Problem to work on
Transcribe all records exactly.

Raw records
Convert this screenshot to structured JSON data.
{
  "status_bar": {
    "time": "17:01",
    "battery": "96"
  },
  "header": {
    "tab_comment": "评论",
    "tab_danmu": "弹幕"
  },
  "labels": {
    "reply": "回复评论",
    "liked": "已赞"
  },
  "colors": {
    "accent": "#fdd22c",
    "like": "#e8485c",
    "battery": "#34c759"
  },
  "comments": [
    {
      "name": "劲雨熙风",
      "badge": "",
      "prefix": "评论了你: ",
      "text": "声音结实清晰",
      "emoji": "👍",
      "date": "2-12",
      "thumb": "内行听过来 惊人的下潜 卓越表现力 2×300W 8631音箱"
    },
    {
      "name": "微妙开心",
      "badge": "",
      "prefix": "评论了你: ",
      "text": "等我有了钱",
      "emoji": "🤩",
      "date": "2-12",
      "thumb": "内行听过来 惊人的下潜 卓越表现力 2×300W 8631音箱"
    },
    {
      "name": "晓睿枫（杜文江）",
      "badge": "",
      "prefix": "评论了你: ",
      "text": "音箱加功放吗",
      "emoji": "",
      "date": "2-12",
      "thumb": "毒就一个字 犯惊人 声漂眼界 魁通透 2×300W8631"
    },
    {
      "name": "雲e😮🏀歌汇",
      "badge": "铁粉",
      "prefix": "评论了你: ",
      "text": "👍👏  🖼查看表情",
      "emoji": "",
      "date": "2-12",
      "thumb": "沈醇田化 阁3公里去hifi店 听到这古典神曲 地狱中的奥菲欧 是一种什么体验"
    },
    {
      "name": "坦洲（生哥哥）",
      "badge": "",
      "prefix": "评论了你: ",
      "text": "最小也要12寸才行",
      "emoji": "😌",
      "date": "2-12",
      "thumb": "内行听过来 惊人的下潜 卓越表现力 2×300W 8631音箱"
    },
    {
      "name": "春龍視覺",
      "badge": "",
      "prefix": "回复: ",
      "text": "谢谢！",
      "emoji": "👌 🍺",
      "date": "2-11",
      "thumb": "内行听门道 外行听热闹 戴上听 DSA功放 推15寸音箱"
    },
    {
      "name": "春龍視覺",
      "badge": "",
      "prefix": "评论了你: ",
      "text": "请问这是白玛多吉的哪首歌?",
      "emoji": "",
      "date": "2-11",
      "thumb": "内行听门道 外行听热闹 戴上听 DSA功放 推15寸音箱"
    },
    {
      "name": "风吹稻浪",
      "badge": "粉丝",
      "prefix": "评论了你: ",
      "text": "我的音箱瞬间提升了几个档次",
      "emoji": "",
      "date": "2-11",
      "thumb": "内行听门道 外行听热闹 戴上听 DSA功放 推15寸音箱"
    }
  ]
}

Result for this exercise
Convert this screenshot to structured JSON data.
{
  "status_bar": {
    "time": "17:01",
    "battery": "96"
  },
  "header": {
    "tab_comment": "评论",
    "tab_danmu": "弹幕"
  },
  "labels": {
    "reply": "回复评论",
    "liked": "已赞"
  },
  "colors": {
    "accent": "#fdd22c",
    "like": "#e8485c",
    "battery": "#34c759"
  },
  "comments": [
    {
      "name": "劲雨熙风",
      "badge": "",
      "prefix": "评论了你: ",
      "text": "声音结实清晰",
      "emoji": "👍",
      "date": "2-12",
      "thumb": "内行听过来 惊人的下潜 卓越表现力 2×300W 8631音箱"
    },
    {
      "name": "微妙开心",
      "badge": "",
      "prefix": "评论了你: ",
      "text": "等我有了钱",
      "emoji": "🤩",
      "date": "2-12",
      "thumb": "内行听过来 惊人的下潜 卓越表现力 2×300W 8631音箱"
    },
    {
      "name": "晓睿枫（杜文江）",
      "badge": "",
      "prefix": "评论了你: ",
      "text": "音箱加功放吗",
      "emoji": "",
      "date": "2-12",
      "thumb": "毒就一个字 犯惊人 声漂眼界 魁通透 2×300W8631"
    },
    {
      "name": "雲e😮🏀歌汇",
      "badge": "铁粉",
      "prefix": "评论了你: ",
      "text": "👍👏  🖼查看表情",
      "emoji": "",
      "date": "2-12",
      "thumb": "沈醇田化 阁3公里去hifi店 听到这古典神曲 地狱中的奥菲欧 是一种什么体验"
    },
    {
      "name": "坦洲（生哥哥）",
      "badge": "",
      "prefix": "评论了你: ",
      "text": "最小也要12寸才行",
      "emoji": "😌",
      "date": "2-12",
      "thumb": "内行听过来 惊人的下潜 卓越表现力 2×300W 8631音箱"
    },
    {
      "name": "春龍視覺",
      "badge": "",
      "prefix": "回复: ",
      "text": "谢谢！",
      "emoji": "👌 🍺",
      "date": "2-11",
      "thumb": "内行听门道 外行听热闹 戴上听 DSA功放 推15寸音箱"
    },
    {
      "name": "春龍視覺",
      "badge": "",
      "prefix": "评论了你: ",
      "text": "请问这是白玛多吉的哪首歌?",
      "emoji": "",
      "date": "2-11",
      "thumb": "内行听门道 外行听热闹 戴上听 DSA功放 推15寸音箱"
    },
    {
      "name": "风吹稻浪",
      "badge": "粉丝",
      "prefix": "评论了你: ",
      "text": "我的音箱瞬间提升了几个档次",
      "emoji": "",
      "date": "2-11",
      "thumb": "内行听门道 外行听热闹 戴上听 DSA功放 推15寸音箱"
    }
  ]
}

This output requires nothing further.